— Stated goal —
Transcribe all of the material below word for word and leave out its pictures.
══ Stored records
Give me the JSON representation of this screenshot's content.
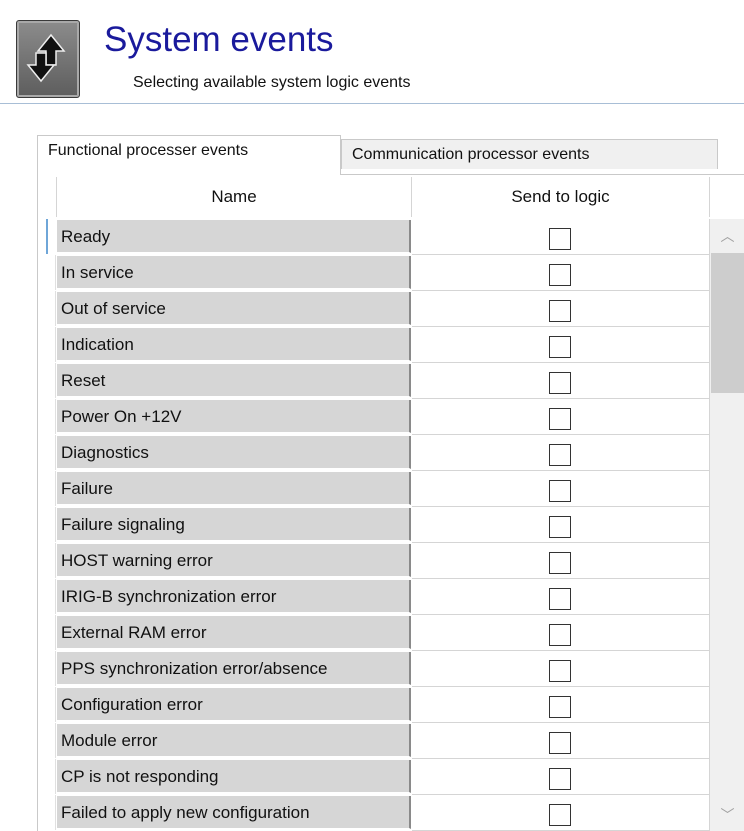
{
  "header": {
    "title": "System events",
    "subtitle": "Selecting available system logic events"
  },
  "tabs": [
    {
      "label": "Functional processer events",
      "active": true
    },
    {
      "label": "Communication processor events",
      "active": false
    }
  ],
  "table": {
    "columns": [
      "Name",
      "Send to logic"
    ],
    "rows": [
      {
        "name": "Ready",
        "send": false
      },
      {
        "name": "In service",
        "send": false
      },
      {
        "name": "Out of service",
        "send": false
      },
      {
        "name": "Indication",
        "send": false
      },
      {
        "name": "Reset",
        "send": false
      },
      {
        "name": "Power On +12V",
        "send": false
      },
      {
        "name": "Diagnostics",
        "send": false
      },
      {
        "name": "Failure",
        "send": false
      },
      {
        "name": "Failure signaling",
        "send": false
      },
      {
        "name": "HOST warning error",
        "send": false
      },
      {
        "name": "IRIG-B synchronization error",
        "send": false
      },
      {
        "name": "External RAM error",
        "send": false
      },
      {
        "name": "PPS synchronization error/absence",
        "send": false
      },
      {
        "name": "Configuration error",
        "send": false
      },
      {
        "name": "Module error",
        "send": false
      },
      {
        "name": "CP is not responding",
        "send": false
      },
      {
        "name": "Failed to apply new configuration",
        "send": false
      }
    ]
  },
  "icons": {
    "app": "up-down-arrows-icon",
    "scroll_up": "chevron-up-icon",
    "scroll_down": "chevron-down-icon"
  },
  "colors": {
    "title": "#1a1a9c",
    "name_cell_bg": "#d6d6d6",
    "current_row_marker": "#6fa6d8"
  }
}
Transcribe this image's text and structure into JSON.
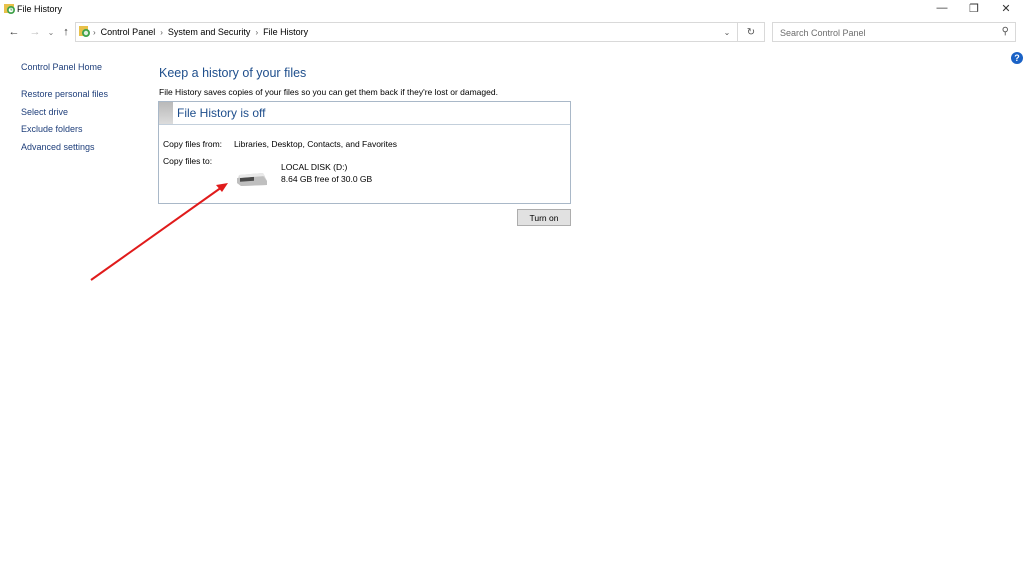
{
  "window": {
    "title": "File History",
    "controls": {
      "minimize": "—",
      "restore": "❐",
      "close": "✕"
    }
  },
  "nav": {
    "back": "←",
    "forward": "→",
    "recent": "⌄",
    "up": "↑"
  },
  "address": {
    "breadcrumbs": [
      "Control Panel",
      "System and Security",
      "File History"
    ],
    "separator": "›",
    "dropdown": "⌄",
    "refresh": "↻"
  },
  "search": {
    "placeholder": "Search Control Panel",
    "value": "",
    "icon": "⚲"
  },
  "help": {
    "label": "?"
  },
  "sidebar": {
    "home": "Control Panel Home",
    "items": [
      {
        "label": "Restore personal files"
      },
      {
        "label": "Select drive"
      },
      {
        "label": "Exclude folders"
      },
      {
        "label": "Advanced settings"
      }
    ]
  },
  "main": {
    "title": "Keep a history of your files",
    "description": "File History saves copies of your files so you can get them back if they're lost or damaged.",
    "panel": {
      "status": "File History is off",
      "copy_from_label": "Copy files from:",
      "copy_from_value": "Libraries, Desktop, Contacts, and Favorites",
      "copy_to_label": "Copy files to:",
      "drive_name": "LOCAL DISK (D:)",
      "drive_space": "8.64 GB free of 30.0 GB"
    },
    "turn_on_label": "Turn on"
  },
  "annotation": {
    "arrow_color": "#e01b1b"
  },
  "colors": {
    "link": "#1e3e7a",
    "heading": "#1e4e8c",
    "help": "#1a62c6"
  }
}
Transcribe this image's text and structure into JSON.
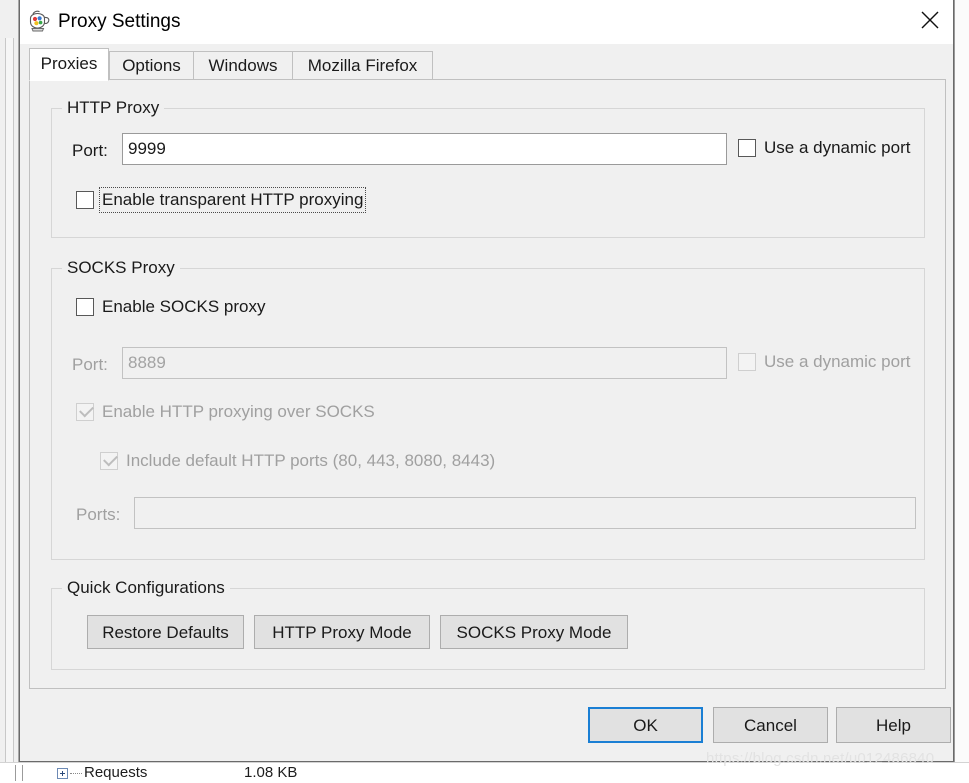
════
— Exercise solution —
Give me the JSON representation of this screenshot's content.
{
  "header": {
    "title": "System events",
    "subtitle": "Selecting available system logic events"
  },
  "tabs": [
    {
      "label": "Functional processer events",
      "active": true
    },
    {
      "label": "Communication processor events",
      "active": false
    }
  ],
  "table": {
    "columns": [
      "Name",
      "Send to logic"
    ],
    "rows": [
      {
        "name": "Ready",
        "send": false
      },
      {
        "name": "In service",
        "send": false
      },
      {
        "name": "Out of service",
        "send": false
      },
      {
        "name": "Indication",
        "send": false
      },
      {
        "name": "Reset",
        "send": false
      },
      {
        "name": "Power On +12V",
        "send": false
      },
      {
        "name": "Diagnostics",
        "send": false
      },
      {
        "name": "Failure",
        "send": false
      },
      {
        "name": "Failure signaling",
        "send": false
      },
      {
        "name": "HOST warning error",
        "send": false
      },
      {
        "name": "IRIG-B synchronization error",
        "send": false
      },
      {
        "name": "External RAM error",
        "send": false
      },
      {
        "name": "PPS synchronization error/absence",
        "send": false
      },
      {
        "name": "Configuration error",
        "send": false
      },
      {
        "name": "Module error",
        "send": false
      },
      {
        "name": "CP is not responding",
        "send": false
      },
      {
        "name": "Failed to apply new configuration",
        "send": false
      }
    ]
  },
  "icons": {
    "app": "up-down-arrows-icon",
    "scroll_up": "chevron-up-icon",
    "scroll_down": "chevron-down-icon"
  },
  "colors": {
    "title": "#1a1a9c",
    "name_cell_bg": "#d6d6d6",
    "current_row_marker": "#6fa6d8"
  }
}
Transcribe this image's text and structure into JSON.
{
  "window": {
    "title": "File History",
    "controls": {
      "minimize": "—",
      "restore": "❐",
      "close": "✕"
    }
  },
  "nav": {
    "back": "←",
    "forward": "→",
    "recent": "⌄",
    "up": "↑"
  },
  "address": {
    "breadcrumbs": [
      "Control Panel",
      "System and Security",
      "File History"
    ],
    "separator": "›",
    "dropdown": "⌄",
    "refresh": "↻"
  },
  "search": {
    "placeholder": "Search Control Panel",
    "value": "",
    "icon": "⚲"
  },
  "help": {
    "label": "?"
  },
  "sidebar": {
    "home": "Control Panel Home",
    "items": [
      {
        "label": "Restore personal files"
      },
      {
        "label": "Select drive"
      },
      {
        "label": "Exclude folders"
      },
      {
        "label": "Advanced settings"
      }
    ]
  },
  "main": {
    "title": "Keep a history of your files",
    "description": "File History saves copies of your files so you can get them back if they're lost or damaged.",
    "panel": {
      "status": "File History is off",
      "copy_from_label": "Copy files from:",
      "copy_from_value": "Libraries, Desktop, Contacts, and Favorites",
      "copy_to_label": "Copy files to:",
      "drive_name": "LOCAL DISK (D:)",
      "drive_space": "8.64 GB free of 30.0 GB"
    },
    "turn_on_label": "Turn on"
  },
  "annotation": {
    "arrow_color": "#e01b1b"
  },
  "colors": {
    "link": "#1e3e7a",
    "heading": "#1e4e8c",
    "help": "#1a62c6"
  }
}
Transcribe this image's text and structure into JSON.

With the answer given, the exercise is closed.